**What the task requires**
Please write out the complete listing that follows, exactly as it reads.

**Dataset entries on figures**
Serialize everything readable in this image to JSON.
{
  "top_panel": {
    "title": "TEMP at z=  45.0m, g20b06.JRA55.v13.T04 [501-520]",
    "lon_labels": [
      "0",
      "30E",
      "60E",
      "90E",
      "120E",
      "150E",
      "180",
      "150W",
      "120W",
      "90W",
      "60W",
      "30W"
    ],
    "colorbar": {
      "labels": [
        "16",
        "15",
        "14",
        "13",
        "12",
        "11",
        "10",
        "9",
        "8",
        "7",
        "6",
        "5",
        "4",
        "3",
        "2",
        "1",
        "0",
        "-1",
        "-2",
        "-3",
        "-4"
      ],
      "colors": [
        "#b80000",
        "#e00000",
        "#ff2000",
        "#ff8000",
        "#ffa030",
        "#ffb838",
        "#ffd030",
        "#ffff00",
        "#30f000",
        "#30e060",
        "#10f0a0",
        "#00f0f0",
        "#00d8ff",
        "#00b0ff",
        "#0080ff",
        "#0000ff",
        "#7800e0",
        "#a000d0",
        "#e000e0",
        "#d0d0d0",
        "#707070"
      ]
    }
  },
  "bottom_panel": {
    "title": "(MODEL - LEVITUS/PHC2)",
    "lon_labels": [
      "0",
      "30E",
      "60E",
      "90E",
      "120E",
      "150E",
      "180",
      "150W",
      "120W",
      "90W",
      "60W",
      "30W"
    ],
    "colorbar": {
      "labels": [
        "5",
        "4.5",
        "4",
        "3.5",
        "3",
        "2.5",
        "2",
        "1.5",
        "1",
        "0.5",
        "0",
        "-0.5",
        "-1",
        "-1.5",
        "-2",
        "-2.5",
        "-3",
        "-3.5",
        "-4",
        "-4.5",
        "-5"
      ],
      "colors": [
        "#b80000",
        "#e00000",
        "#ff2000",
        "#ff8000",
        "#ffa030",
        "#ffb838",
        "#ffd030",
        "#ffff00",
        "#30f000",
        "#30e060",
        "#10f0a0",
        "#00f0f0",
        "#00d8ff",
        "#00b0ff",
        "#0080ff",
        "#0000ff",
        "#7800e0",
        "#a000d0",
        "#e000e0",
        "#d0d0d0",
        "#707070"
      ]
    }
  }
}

**Worked solution**
Serialize everything readable in this image to JSON.
{
  "top_panel": {
    "title": "TEMP at z=  45.0m, g20b06.JRA55.v13.T04 [501-520]",
    "lon_labels": [
      "0",
      "30E",
      "60E",
      "90E",
      "120E",
      "150E",
      "180",
      "150W",
      "120W",
      "90W",
      "60W",
      "30W"
    ],
    "colorbar": {
      "labels": [
        "16",
        "15",
        "14",
        "13",
        "12",
        "11",
        "10",
        "9",
        "8",
        "7",
        "6",
        "5",
        "4",
        "3",
        "2",
        "1",
        "0",
        "-1",
        "-2",
        "-3",
        "-4"
      ],
      "colors": [
        "#b80000",
        "#e00000",
        "#ff2000",
        "#ff8000",
        "#ffa030",
        "#ffb838",
        "#ffd030",
        "#ffff00",
        "#30f000",
        "#30e060",
        "#10f0a0",
        "#00f0f0",
        "#00d8ff",
        "#00b0ff",
        "#0080ff",
        "#0000ff",
        "#7800e0",
        "#a000d0",
        "#e000e0",
        "#d0d0d0",
        "#707070"
      ]
    }
  },
  "bottom_panel": {
    "title": "(MODEL - LEVITUS/PHC2)",
    "lon_labels": [
      "0",
      "30E",
      "60E",
      "90E",
      "120E",
      "150E",
      "180",
      "150W",
      "120W",
      "90W",
      "60W",
      "30W"
    ],
    "colorbar": {
      "labels": [
        "5",
        "4.5",
        "4",
        "3.5",
        "3",
        "2.5",
        "2",
        "1.5",
        "1",
        "0.5",
        "0",
        "-0.5",
        "-1",
        "-1.5",
        "-2",
        "-2.5",
        "-3",
        "-3.5",
        "-4",
        "-4.5",
        "-5"
      ],
      "colors": [
        "#b80000",
        "#e00000",
        "#ff2000",
        "#ff8000",
        "#ffa030",
        "#ffb838",
        "#ffd030",
        "#ffff00",
        "#30f000",
        "#30e060",
        "#10f0a0",
        "#00f0f0",
        "#00d8ff",
        "#00b0ff",
        "#0080ff",
        "#0000ff",
        "#7800e0",
        "#a000d0",
        "#e000e0",
        "#d0d0d0",
        "#707070"
      ]
    }
  }
}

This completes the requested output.